Emit the data below verbatim, stripping out any pictures.

===== Data provided =====

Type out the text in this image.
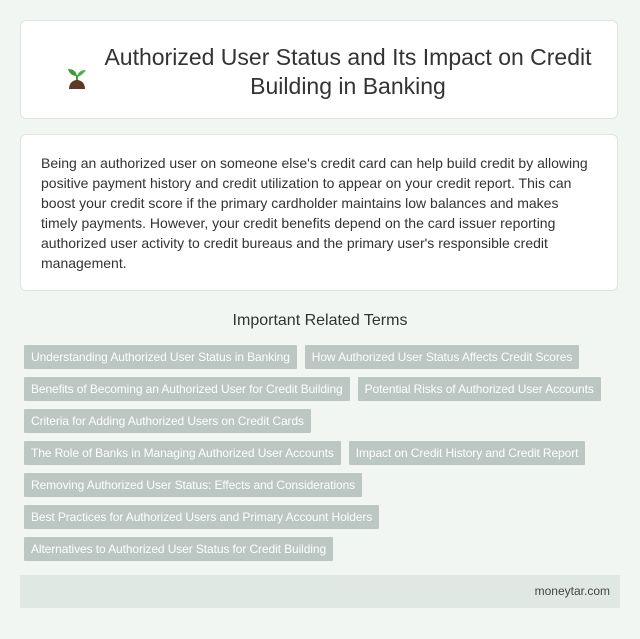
Authorized User Status and Its Impact on Credit Building in Banking

Being an authorized user on someone else's credit card can help build credit by allowing positive payment history and credit utilization to appear on your credit report. This can boost your credit score if the primary cardholder maintains low balances and makes timely payments. However, your credit benefits depend on the card issuer reporting authorized user activity to credit bureaus and the primary user's responsible credit management.

Important Related Terms
Understanding Authorized User Status in Banking	How Authorized User Status Affects Credit Scores
Benefits of Becoming an Authorized User for Credit Building	Potential Risks of Authorized User Accounts
Criteria for Adding Authorized Users on Credit Cards
The Role of Banks in Managing Authorized User Accounts	Impact on Credit History and Credit Report
Removing Authorized User Status: Effects and Considerations
Best Practices for Authorized Users and Primary Account Holders
Alternatives to Authorized User Status for Credit Building
moneytar.com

=====

Result below
Type out the text in this image.
Authorized User Status and Its Impact on Credit Building in Banking

Being an authorized user on someone else's credit card can help build credit by allowing positive payment history and credit utilization to appear on your credit report. This can boost your credit score if the primary cardholder maintains low balances and makes timely payments. However, your credit benefits depend on the card issuer reporting authorized user activity to credit bureaus and the primary user's responsible credit management.

Important Related Terms
Understanding Authorized User Status in Banking	How Authorized User Status Affects Credit Scores
Benefits of Becoming an Authorized User for Credit Building	Potential Risks of Authorized User Accounts
Criteria for Adding Authorized Users on Credit Cards
The Role of Banks in Managing Authorized User Accounts	Impact on Credit History and Credit Report
Removing Authorized User Status: Effects and Considerations
Best Practices for Authorized Users and Primary Account Holders
Alternatives to Authorized User Status for Credit Building
moneytar.com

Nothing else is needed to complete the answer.